* **Exercise task**
Reproduce each record below exactly as written.

* **Records for the task**

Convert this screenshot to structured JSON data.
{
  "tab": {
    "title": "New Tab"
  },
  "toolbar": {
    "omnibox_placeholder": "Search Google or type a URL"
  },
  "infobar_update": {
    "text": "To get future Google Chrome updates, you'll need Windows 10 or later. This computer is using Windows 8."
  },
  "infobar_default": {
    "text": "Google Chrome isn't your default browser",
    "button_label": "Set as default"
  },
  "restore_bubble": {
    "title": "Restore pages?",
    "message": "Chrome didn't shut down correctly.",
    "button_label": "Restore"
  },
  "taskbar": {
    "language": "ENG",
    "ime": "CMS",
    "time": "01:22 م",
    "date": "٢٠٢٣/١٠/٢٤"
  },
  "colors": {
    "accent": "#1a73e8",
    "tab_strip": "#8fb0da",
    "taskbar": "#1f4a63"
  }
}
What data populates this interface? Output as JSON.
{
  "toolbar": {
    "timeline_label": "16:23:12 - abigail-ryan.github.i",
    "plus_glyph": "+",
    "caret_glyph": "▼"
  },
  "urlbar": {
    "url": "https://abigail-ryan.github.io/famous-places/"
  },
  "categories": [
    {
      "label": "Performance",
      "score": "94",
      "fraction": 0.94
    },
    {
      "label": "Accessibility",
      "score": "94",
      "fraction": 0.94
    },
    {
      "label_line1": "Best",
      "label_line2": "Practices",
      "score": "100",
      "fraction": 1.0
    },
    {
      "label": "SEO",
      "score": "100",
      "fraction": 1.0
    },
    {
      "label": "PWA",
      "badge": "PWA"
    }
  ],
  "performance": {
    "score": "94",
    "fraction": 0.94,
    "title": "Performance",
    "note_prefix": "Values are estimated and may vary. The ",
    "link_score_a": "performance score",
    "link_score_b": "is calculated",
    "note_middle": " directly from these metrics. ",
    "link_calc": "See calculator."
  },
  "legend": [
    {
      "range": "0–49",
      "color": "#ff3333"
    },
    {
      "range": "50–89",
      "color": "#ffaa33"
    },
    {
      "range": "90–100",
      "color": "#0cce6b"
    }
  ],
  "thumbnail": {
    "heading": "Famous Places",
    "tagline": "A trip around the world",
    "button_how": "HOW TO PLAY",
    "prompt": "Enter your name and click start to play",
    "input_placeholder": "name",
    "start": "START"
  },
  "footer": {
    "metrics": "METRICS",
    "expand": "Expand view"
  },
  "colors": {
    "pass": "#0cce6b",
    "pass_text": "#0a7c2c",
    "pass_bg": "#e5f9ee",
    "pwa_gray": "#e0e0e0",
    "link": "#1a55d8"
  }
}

* **Solution to the exercise**
Convert this screenshot to structured JSON data.
{
  "tab": {
    "title": "New Tab"
  },
  "toolbar": {
    "omnibox_placeholder": "Search Google or type a URL"
  },
  "infobar_update": {
    "text": "To get future Google Chrome updates, you'll need Windows 10 or later. This computer is using Windows 8."
  },
  "infobar_default": {
    "text": "Google Chrome isn't your default browser",
    "button_label": "Set as default"
  },
  "restore_bubble": {
    "title": "Restore pages?",
    "message": "Chrome didn't shut down correctly.",
    "button_label": "Restore"
  },
  "taskbar": {
    "language": "ENG",
    "ime": "CMS",
    "time": "01:22 م",
    "date": "٢٠٢٣/١٠/٢٤"
  },
  "colors": {
    "accent": "#1a73e8",
    "tab_strip": "#8fb0da",
    "taskbar": "#1f4a63"
  }
}
What data populates this interface? Output as JSON.
{
  "toolbar": {
    "timeline_label": "16:23:12 - abigail-ryan.github.i",
    "plus_glyph": "+",
    "caret_glyph": "▼"
  },
  "urlbar": {
    "url": "https://abigail-ryan.github.io/famous-places/"
  },
  "categories": [
    {
      "label": "Performance",
      "score": "94",
      "fraction": 0.94
    },
    {
      "label": "Accessibility",
      "score": "94",
      "fraction": 0.94
    },
    {
      "label_line1": "Best",
      "label_line2": "Practices",
      "score": "100",
      "fraction": 1.0
    },
    {
      "label": "SEO",
      "score": "100",
      "fraction": 1.0
    },
    {
      "label": "PWA",
      "badge": "PWA"
    }
  ],
  "performance": {
    "score": "94",
    "fraction": 0.94,
    "title": "Performance",
    "note_prefix": "Values are estimated and may vary. The ",
    "link_score_a": "performance score",
    "link_score_b": "is calculated",
    "note_middle": " directly from these metrics. ",
    "link_calc": "See calculator."
  },
  "legend": [
    {
      "range": "0–49",
      "color": "#ff3333"
    },
    {
      "range": "50–89",
      "color": "#ffaa33"
    },
    {
      "range": "90–100",
      "color": "#0cce6b"
    }
  ],
  "thumbnail": {
    "heading": "Famous Places",
    "tagline": "A trip around the world",
    "button_how": "HOW TO PLAY",
    "prompt": "Enter your name and click start to play",
    "input_placeholder": "name",
    "start": "START"
  },
  "footer": {
    "metrics": "METRICS",
    "expand": "Expand view"
  },
  "colors": {
    "pass": "#0cce6b",
    "pass_text": "#0a7c2c",
    "pass_bg": "#e5f9ee",
    "pwa_gray": "#e0e0e0",
    "link": "#1a55d8"
  }
}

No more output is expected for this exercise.